> **Provided passage**
Why don’t we create an AI devops cloud-native app on K8S using blockchain backed by IoT devices that the user will experience with a VR headset? A truly disruptive digital transformation!



A marketing way to say absolutely nothing in an ICT-based slang.
This is a very humorous quote by Thiago de Faria to mock today’s ICT-based slang used by marketing staff to sell more, if not wrong, solutions. We could say that this is, more generally, the way to communicate to all audiences, each with its own slang – politics for one. But let’s talk AI.

There is a need to avoid all this if the goal is to be a state-of-the-art developer in machine learning and artificial intelligence.

“This is the 50th and last time this speech is to be given,” starts the solution engineer at Linkit and editor at ITNEXT: it has been a valuable performance on how to correctly approach machine learning programming.

“Thiago wakes up every day with one goal: develop happy high-performing teams to decrease time-to-market and build production-ready applications, always!”, states his Linkedin profile. The brilliant Brazilian is full of surprises. “I must say that not having a formal computer engineer formation was quite nice because I could focus on the real things. I worked over theoretical math, differential geometry and the like”, recalls the AI engineer. “My master studies were later on AI, but from a very theoretical standpoint, on neural networks executing support vector machine algorithms”.

> **Task requirements**
Please copy out the passage above about ICT-based slang and Thiago de Faria, word for word.

[Element and region listings]
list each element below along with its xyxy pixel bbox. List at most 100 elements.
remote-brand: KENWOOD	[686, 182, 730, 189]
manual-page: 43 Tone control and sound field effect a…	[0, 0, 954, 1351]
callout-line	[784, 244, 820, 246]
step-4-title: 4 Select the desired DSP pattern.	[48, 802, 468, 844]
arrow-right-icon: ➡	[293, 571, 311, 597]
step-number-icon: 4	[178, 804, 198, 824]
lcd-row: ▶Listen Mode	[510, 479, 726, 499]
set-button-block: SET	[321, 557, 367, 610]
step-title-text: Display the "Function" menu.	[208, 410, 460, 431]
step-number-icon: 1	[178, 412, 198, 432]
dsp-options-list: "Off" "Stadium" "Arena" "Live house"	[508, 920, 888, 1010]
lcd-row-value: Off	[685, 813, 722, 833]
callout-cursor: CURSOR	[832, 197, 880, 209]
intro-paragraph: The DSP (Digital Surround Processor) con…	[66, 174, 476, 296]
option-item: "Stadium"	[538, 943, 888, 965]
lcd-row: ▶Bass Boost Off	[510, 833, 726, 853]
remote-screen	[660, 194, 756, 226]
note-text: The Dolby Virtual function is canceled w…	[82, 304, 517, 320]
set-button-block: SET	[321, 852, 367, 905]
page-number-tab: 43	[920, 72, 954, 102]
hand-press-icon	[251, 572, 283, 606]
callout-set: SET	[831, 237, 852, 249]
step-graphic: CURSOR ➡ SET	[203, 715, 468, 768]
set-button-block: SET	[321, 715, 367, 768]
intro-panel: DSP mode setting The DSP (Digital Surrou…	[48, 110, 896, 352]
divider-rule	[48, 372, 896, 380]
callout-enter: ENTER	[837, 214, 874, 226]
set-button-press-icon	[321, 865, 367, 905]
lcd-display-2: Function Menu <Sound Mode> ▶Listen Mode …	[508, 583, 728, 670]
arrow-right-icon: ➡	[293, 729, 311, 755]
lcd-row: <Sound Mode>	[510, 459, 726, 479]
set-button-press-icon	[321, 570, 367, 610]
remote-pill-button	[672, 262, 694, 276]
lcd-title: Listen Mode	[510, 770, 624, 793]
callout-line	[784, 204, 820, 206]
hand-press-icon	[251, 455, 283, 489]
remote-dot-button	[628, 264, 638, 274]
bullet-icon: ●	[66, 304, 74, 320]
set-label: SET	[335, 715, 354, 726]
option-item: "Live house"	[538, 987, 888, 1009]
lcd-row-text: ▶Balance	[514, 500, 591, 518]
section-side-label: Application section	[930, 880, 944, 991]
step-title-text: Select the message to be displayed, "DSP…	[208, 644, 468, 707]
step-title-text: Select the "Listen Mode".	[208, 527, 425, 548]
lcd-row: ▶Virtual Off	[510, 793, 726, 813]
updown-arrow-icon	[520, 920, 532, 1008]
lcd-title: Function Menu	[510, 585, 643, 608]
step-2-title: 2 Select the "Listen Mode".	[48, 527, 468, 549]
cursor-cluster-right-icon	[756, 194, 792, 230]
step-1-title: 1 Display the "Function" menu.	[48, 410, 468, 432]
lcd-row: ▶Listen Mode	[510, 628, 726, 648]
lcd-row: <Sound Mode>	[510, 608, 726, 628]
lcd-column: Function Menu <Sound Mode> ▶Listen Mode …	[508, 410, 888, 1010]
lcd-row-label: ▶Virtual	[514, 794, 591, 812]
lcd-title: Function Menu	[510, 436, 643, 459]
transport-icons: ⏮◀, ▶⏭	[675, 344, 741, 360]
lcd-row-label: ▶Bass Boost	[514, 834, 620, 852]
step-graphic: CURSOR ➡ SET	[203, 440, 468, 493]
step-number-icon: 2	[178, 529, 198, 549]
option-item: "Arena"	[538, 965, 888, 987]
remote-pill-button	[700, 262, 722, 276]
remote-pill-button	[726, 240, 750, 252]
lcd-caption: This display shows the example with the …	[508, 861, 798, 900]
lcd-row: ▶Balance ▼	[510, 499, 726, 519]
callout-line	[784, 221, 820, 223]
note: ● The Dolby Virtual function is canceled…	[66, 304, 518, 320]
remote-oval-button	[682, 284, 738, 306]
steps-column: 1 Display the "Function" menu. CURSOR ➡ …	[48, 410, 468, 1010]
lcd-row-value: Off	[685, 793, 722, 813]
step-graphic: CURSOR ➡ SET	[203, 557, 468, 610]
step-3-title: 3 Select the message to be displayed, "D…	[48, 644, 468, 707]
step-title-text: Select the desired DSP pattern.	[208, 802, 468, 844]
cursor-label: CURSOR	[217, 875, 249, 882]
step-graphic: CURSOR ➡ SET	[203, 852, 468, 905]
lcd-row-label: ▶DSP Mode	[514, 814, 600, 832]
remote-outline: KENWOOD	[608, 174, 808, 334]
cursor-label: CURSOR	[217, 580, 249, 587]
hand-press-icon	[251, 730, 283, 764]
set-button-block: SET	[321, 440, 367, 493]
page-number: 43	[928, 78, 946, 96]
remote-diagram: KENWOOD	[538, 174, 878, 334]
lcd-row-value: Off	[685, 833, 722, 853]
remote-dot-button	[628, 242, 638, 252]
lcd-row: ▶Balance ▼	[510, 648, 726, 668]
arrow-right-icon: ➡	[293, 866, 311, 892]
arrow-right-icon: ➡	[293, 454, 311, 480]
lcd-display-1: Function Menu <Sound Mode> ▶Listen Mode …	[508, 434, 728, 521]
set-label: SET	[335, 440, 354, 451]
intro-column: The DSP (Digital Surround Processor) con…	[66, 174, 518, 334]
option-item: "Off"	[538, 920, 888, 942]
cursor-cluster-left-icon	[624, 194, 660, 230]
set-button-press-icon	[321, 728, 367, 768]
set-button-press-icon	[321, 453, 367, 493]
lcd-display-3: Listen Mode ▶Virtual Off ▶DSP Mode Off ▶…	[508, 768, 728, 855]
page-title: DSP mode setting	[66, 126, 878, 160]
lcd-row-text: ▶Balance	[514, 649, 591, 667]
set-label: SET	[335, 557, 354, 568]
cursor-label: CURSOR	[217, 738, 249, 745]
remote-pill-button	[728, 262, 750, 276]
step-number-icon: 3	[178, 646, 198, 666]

> **Correct answer**
Why don’t we create an AI devops cloud-native app on K8S using blockchain backed by IoT devices that the user will experience with a VR headset? A truly disruptive digital transformation!



A marketing way to say absolutely nothing in an ICT-based slang.
This is a very humorous quote by Thiago de Faria to mock today’s ICT-based slang used by marketing staff to sell more, if not wrong, solutions. We could say that this is, more generally, the way to communicate to all audiences, each with its own slang – politics for one. But let’s talk AI.

There is a need to avoid all this if the goal is to be a state-of-the-art developer in machine learning and artificial intelligence.

“This is the 50th and last time this speech is to be given,” starts the solution engineer at Linkit and editor at ITNEXT: it has been a valuable performance on how to correctly approach machine learning programming.

“Thiago wakes up every day with one goal: develop happy high-performing teams to decrease time-to-market and build production-ready applications, always!”, states his Linkedin profile. The brilliant Brazilian is full of surprises. “I must say that not having a formal computer engineer formation was quite nice because I could focus on the real things. I worked over theoretical math, differential geometry and the like”, recalls the AI engineer. “My master studies were later on AI, but from a very theoretical standpoint, on neural networks executing support vector machine algorithms”.